## What to do
Omit the pictures from the entries below and retype everything else exactly.

(Data extracted from a collection)
⁂

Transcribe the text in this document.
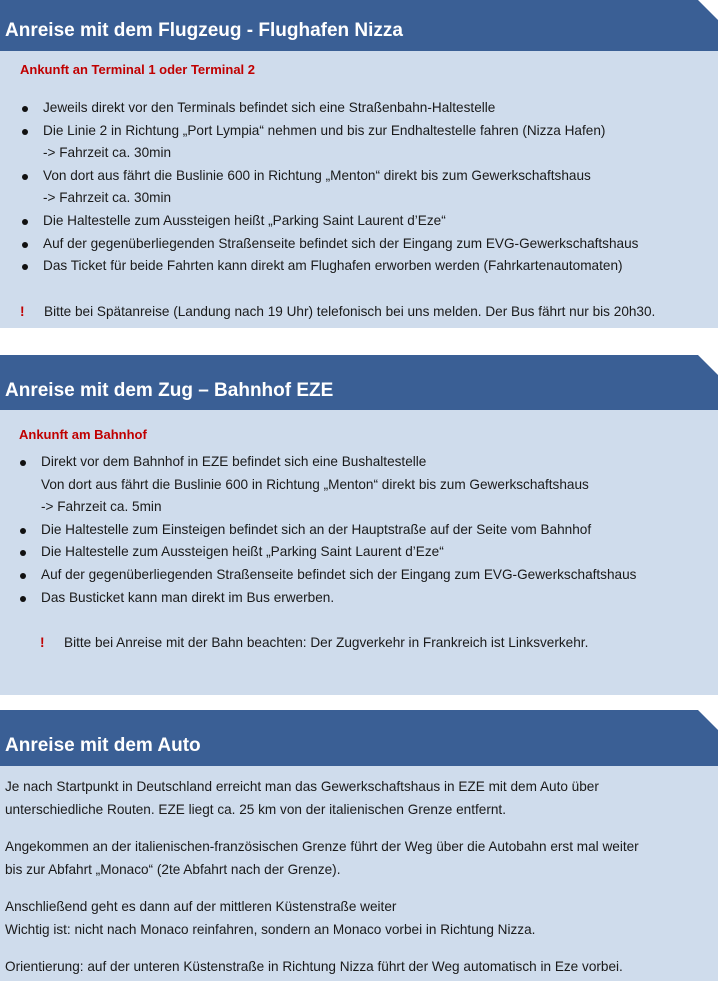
Anreise mit dem Flugzeug - Flughafen Nizza
Ankunft an Terminal 1 oder Terminal 2
Jeweils direkt vor den Terminals befindet sich eine Straßenbahn-Haltestelle
Die Linie 2 in Richtung „Port Lympia“ nehmen und bis zur Endhaltestelle fahren (Nizza Hafen)
-> Fahrzeit ca. 30min
Von dort aus fährt die Buslinie 600 in Richtung „Menton“ direkt bis zum Gewerkschaftshaus
-> Fahrzeit ca. 30min
Die Haltestelle zum Aussteigen heißt „Parking Saint Laurent d’Eze“
Auf der gegenüberliegenden Straßenseite befindet sich der Eingang zum EVG-Gewerkschaftshaus
Das Ticket für beide Fahrten kann direkt am Flughafen erworben werden (Fahrkartenautomaten)
! Bitte bei Spätanreise (Landung nach 19 Uhr) telefonisch bei uns melden. Der Bus fährt nur bis 20h30.
Anreise mit dem Zug – Bahnhof EZE
Ankunft am Bahnhof
Direkt vor dem Bahnhof in EZE befindet sich eine Bushaltestelle
Von dort aus fährt die Buslinie 600 in Richtung „Menton“ direkt bis zum Gewerkschaftshaus
-> Fahrzeit ca. 5min
Die Haltestelle zum Einsteigen befindet sich an der Hauptstraße auf der Seite vom Bahnhof
Die Haltestelle zum Aussteigen heißt „Parking Saint Laurent d’Eze“
Auf der gegenüberliegenden Straßenseite befindet sich der Eingang zum EVG-Gewerkschaftshaus
Das Busticket kann man direkt im Bus erwerben.
! Bitte bei Anreise mit der Bahn beachten: Der Zugverkehr in Frankreich ist Linksverkehr.
Anreise mit dem Auto
Je nach Startpunkt in Deutschland erreicht man das Gewerkschaftshaus in EZE mit dem Auto über
unterschiedliche Routen. EZE liegt ca. 25 km von der italienischen Grenze entfernt.
Angekommen an der italienischen-französischen Grenze führt der Weg über die Autobahn erst mal weiter
bis zur Abfahrt „Monaco“ (2te Abfahrt nach der Grenze).
Anschließend geht es dann auf der mittleren Küstenstraße weiter
Wichtig ist: nicht nach Monaco reinfahren, sondern an Monaco vorbei in Richtung Nizza.
Orientierung: auf der unteren Küstenstraße in Richtung Nizza führt der Weg automatisch in Eze vorbei.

⁂

## Solution
Transcribe the text in this document.
Anreise mit dem Flugzeug - Flughafen Nizza
Ankunft an Terminal 1 oder Terminal 2
Jeweils direkt vor den Terminals befindet sich eine Straßenbahn-Haltestelle
Die Linie 2 in Richtung „Port Lympia“ nehmen und bis zur Endhaltestelle fahren (Nizza Hafen)
-> Fahrzeit ca. 30min
Von dort aus fährt die Buslinie 600 in Richtung „Menton“ direkt bis zum Gewerkschaftshaus
-> Fahrzeit ca. 30min
Die Haltestelle zum Aussteigen heißt „Parking Saint Laurent d’Eze“
Auf der gegenüberliegenden Straßenseite befindet sich der Eingang zum EVG-Gewerkschaftshaus
Das Ticket für beide Fahrten kann direkt am Flughafen erworben werden (Fahrkartenautomaten)
! Bitte bei Spätanreise (Landung nach 19 Uhr) telefonisch bei uns melden. Der Bus fährt nur bis 20h30.
Anreise mit dem Zug – Bahnhof EZE
Ankunft am Bahnhof
Direkt vor dem Bahnhof in EZE befindet sich eine Bushaltestelle
Von dort aus fährt die Buslinie 600 in Richtung „Menton“ direkt bis zum Gewerkschaftshaus
-> Fahrzeit ca. 5min
Die Haltestelle zum Einsteigen befindet sich an der Hauptstraße auf der Seite vom Bahnhof
Die Haltestelle zum Aussteigen heißt „Parking Saint Laurent d’Eze“
Auf der gegenüberliegenden Straßenseite befindet sich der Eingang zum EVG-Gewerkschaftshaus
Das Busticket kann man direkt im Bus erwerben.
! Bitte bei Anreise mit der Bahn beachten: Der Zugverkehr in Frankreich ist Linksverkehr.
Anreise mit dem Auto
Je nach Startpunkt in Deutschland erreicht man das Gewerkschaftshaus in EZE mit dem Auto über
unterschiedliche Routen. EZE liegt ca. 25 km von der italienischen Grenze entfernt.
Angekommen an der italienischen-französischen Grenze führt der Weg über die Autobahn erst mal weiter
bis zur Abfahrt „Monaco“ (2te Abfahrt nach der Grenze).
Anschließend geht es dann auf der mittleren Küstenstraße weiter
Wichtig ist: nicht nach Monaco reinfahren, sondern an Monaco vorbei in Richtung Nizza.
Orientierung: auf der unteren Küstenstraße in Richtung Nizza führt der Weg automatisch in Eze vorbei.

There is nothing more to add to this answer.